Seek out every line containing the word "tave", and copy each.

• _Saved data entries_
>> START
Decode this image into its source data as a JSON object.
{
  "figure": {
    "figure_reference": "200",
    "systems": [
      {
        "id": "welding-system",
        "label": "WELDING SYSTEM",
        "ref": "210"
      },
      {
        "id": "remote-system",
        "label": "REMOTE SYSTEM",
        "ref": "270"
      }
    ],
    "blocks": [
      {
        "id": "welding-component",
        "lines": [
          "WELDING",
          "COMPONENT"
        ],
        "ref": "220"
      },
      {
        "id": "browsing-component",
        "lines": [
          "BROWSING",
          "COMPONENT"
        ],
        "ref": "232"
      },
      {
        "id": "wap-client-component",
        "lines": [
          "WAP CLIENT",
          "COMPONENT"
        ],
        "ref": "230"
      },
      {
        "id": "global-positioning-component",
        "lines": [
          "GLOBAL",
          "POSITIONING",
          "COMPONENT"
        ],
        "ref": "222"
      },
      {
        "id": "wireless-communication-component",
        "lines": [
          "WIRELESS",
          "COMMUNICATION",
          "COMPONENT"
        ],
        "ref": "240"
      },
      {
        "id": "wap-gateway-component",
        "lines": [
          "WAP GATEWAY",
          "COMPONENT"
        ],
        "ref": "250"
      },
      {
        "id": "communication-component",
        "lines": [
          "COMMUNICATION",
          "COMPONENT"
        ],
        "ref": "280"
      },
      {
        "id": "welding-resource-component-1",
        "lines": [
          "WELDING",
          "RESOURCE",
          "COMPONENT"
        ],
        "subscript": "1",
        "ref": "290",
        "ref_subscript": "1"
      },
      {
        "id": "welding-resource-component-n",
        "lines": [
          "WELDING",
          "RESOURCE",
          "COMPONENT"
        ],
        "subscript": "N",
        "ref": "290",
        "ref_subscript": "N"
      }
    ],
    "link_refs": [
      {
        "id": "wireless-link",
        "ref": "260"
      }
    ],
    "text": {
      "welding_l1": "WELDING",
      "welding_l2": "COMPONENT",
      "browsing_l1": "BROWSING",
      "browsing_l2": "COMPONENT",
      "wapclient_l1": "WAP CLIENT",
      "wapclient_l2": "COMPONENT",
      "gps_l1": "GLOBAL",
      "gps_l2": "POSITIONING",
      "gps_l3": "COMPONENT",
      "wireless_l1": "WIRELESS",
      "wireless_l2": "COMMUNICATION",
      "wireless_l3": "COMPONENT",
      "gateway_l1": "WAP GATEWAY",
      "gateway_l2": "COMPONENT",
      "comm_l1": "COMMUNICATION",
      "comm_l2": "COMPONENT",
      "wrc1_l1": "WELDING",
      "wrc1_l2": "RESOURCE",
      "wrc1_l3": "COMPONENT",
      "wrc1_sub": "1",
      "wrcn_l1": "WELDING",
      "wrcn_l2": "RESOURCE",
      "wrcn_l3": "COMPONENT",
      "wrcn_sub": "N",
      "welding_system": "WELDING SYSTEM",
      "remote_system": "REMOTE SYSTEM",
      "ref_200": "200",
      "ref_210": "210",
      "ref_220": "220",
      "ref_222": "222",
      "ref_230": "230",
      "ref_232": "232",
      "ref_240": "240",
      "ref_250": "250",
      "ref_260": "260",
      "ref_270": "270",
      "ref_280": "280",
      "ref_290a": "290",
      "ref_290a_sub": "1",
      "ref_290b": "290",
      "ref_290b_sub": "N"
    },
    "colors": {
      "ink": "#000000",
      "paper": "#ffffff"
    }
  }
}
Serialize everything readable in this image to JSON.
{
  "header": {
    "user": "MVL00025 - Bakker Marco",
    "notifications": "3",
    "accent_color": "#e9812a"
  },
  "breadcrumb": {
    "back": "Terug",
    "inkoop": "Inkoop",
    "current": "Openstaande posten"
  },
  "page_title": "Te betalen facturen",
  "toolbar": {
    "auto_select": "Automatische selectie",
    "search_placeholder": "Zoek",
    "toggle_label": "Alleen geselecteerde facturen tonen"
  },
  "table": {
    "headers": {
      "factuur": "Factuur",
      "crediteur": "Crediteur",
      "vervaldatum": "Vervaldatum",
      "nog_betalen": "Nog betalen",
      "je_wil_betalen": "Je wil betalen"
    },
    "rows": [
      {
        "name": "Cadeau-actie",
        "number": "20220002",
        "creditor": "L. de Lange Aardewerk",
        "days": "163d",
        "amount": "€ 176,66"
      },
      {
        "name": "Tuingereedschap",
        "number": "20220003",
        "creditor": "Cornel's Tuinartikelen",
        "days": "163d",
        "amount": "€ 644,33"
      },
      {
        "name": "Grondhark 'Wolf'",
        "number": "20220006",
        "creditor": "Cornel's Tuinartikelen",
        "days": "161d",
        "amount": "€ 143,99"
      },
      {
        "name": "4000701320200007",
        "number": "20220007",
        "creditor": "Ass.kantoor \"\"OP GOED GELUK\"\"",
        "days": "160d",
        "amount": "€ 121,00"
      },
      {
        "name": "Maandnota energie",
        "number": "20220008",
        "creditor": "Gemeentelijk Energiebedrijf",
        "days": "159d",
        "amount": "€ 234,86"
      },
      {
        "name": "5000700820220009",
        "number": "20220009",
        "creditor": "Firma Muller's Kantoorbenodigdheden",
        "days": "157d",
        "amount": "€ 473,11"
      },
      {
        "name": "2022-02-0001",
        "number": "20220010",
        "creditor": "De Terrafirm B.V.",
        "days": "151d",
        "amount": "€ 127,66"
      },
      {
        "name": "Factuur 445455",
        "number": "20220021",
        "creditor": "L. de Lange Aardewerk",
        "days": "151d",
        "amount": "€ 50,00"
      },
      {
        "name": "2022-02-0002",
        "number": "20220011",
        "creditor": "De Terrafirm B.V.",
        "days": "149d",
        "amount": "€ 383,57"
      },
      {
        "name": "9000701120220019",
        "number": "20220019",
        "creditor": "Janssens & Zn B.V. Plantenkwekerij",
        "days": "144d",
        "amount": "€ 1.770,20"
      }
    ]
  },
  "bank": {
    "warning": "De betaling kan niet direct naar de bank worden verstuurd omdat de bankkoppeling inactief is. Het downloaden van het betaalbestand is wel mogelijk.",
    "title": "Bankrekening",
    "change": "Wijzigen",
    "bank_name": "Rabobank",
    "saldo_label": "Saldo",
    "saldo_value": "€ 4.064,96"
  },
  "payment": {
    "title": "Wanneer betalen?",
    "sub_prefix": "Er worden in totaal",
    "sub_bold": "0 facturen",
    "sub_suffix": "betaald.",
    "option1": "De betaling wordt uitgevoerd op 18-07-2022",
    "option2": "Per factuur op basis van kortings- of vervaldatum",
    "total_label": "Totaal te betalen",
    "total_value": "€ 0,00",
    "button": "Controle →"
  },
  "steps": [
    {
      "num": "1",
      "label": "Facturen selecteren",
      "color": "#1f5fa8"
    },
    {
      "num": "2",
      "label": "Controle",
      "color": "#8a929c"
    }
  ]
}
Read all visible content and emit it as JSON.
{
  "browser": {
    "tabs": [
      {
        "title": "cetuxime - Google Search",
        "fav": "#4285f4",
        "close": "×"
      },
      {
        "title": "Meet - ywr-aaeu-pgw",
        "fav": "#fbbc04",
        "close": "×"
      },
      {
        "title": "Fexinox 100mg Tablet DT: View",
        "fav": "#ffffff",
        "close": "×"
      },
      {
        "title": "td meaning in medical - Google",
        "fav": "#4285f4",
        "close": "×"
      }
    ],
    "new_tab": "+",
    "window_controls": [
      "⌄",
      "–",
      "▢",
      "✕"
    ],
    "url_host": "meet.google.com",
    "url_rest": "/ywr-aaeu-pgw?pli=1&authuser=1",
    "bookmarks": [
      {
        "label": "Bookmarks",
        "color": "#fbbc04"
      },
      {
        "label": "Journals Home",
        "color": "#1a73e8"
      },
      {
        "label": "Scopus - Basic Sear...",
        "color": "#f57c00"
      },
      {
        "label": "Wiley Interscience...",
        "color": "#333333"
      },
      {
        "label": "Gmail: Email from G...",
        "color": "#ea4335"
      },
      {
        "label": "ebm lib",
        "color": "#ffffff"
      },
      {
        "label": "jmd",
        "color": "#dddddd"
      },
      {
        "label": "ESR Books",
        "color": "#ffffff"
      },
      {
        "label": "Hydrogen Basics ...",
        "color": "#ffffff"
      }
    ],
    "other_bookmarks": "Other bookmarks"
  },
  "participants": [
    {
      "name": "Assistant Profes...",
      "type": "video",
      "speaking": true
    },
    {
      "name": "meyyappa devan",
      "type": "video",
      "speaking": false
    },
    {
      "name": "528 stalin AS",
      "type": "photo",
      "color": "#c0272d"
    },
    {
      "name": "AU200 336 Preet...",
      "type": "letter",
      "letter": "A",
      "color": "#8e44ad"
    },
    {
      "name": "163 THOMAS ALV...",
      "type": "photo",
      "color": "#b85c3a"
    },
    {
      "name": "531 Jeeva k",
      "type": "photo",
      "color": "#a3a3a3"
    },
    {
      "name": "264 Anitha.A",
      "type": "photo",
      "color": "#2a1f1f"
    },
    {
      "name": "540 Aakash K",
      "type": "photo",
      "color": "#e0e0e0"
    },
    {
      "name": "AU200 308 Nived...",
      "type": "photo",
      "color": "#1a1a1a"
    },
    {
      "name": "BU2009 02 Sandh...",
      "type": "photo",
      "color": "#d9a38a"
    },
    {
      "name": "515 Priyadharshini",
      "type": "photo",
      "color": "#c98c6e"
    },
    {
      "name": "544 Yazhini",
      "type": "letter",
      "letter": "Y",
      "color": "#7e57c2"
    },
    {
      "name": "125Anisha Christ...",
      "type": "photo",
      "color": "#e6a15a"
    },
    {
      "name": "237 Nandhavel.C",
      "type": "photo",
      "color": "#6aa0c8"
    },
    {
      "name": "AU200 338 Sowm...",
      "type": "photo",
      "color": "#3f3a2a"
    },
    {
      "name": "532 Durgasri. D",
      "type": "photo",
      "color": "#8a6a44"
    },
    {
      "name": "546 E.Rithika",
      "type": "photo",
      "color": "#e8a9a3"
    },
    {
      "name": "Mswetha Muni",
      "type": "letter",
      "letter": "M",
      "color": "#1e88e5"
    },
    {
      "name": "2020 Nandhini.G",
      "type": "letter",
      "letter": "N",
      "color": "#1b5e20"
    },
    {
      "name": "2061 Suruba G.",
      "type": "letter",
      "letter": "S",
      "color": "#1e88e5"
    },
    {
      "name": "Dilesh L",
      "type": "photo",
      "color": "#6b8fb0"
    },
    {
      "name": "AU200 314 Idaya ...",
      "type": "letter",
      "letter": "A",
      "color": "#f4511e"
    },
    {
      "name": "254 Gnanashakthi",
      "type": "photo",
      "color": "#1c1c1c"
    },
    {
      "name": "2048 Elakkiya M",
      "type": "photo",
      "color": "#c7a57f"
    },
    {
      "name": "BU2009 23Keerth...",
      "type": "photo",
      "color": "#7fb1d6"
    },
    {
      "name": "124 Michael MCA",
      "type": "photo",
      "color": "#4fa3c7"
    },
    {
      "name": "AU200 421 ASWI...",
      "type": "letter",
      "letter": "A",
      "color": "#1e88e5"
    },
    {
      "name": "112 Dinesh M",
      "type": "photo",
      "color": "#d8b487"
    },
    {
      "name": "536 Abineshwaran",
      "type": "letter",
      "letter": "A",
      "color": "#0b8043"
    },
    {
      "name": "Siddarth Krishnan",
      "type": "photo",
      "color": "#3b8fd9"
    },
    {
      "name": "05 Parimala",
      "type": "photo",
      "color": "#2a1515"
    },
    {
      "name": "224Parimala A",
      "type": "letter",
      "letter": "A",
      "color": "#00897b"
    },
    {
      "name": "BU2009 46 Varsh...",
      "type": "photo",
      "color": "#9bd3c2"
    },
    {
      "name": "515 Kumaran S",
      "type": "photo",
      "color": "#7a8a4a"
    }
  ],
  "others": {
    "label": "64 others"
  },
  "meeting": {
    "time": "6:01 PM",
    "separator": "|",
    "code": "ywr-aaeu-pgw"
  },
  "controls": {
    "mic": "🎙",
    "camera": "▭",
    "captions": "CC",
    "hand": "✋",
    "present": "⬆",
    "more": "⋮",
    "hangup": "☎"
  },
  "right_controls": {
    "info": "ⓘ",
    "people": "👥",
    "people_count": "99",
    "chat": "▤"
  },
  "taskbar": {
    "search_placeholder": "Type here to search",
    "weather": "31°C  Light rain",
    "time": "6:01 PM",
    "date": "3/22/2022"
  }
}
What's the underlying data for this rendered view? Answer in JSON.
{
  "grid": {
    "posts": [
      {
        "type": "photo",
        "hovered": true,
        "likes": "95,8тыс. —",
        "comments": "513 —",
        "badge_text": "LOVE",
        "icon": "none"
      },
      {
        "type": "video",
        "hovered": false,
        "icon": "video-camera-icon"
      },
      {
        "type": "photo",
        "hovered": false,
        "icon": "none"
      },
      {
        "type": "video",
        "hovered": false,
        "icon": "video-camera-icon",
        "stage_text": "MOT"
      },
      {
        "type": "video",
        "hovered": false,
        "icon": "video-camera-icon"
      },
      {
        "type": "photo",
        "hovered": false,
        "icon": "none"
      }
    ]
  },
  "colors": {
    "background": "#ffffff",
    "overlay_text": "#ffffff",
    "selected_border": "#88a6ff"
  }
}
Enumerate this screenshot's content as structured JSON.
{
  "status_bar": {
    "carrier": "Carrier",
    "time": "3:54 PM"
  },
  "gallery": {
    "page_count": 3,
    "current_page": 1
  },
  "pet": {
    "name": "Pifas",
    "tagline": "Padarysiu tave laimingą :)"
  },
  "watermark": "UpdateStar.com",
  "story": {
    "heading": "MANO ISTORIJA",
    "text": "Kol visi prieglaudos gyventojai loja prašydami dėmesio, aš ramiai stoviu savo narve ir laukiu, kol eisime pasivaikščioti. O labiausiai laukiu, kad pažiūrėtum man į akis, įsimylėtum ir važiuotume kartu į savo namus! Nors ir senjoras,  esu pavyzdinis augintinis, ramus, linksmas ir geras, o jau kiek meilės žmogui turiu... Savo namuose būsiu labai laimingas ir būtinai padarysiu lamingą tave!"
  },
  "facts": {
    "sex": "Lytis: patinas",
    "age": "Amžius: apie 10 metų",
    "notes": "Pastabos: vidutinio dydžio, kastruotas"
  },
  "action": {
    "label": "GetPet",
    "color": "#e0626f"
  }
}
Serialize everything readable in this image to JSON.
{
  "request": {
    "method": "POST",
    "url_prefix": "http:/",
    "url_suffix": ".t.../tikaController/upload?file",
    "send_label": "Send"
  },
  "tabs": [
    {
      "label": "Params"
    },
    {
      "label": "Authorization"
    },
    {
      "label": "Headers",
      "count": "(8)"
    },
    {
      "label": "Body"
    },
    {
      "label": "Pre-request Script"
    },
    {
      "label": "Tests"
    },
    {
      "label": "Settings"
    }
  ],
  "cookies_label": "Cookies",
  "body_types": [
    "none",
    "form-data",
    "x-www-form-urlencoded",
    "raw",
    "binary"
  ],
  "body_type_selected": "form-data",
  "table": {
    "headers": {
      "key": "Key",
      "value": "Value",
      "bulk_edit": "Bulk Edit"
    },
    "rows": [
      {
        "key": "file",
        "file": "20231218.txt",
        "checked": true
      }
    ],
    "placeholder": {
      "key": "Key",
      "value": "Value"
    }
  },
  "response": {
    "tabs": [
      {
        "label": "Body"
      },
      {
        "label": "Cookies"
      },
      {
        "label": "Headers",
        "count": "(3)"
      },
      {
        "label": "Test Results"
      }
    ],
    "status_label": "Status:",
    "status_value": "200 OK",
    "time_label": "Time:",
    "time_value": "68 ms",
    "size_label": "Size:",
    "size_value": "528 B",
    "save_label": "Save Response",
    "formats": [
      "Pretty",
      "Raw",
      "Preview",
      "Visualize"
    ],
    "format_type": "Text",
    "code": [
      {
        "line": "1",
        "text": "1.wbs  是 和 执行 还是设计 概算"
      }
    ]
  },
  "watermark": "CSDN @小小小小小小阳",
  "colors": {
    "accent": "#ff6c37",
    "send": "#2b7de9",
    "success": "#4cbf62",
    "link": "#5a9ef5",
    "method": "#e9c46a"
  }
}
>> END
• _Finished exercise_
    "tagline": "Padarysiu tave laimingą :)"
    "text": "Kol visi prieglaudos gyventojai loja prašydami dėmesio, aš ramiai stoviu savo narve ir laukiu, kol eisime pasivaikščioti. O labiausiai laukiu, kad pažiūrėtum man į akis, įsimylėtum ir važiuotume kartu į savo namus! Nors ir senjoras,  esu pavyzdinis augintinis, ramus, linksmas ir geras, o jau kiek meilės žmogui turiu... Savo namuose būsiu labai laimingas ir būtinai padarysiu lamingą tave!"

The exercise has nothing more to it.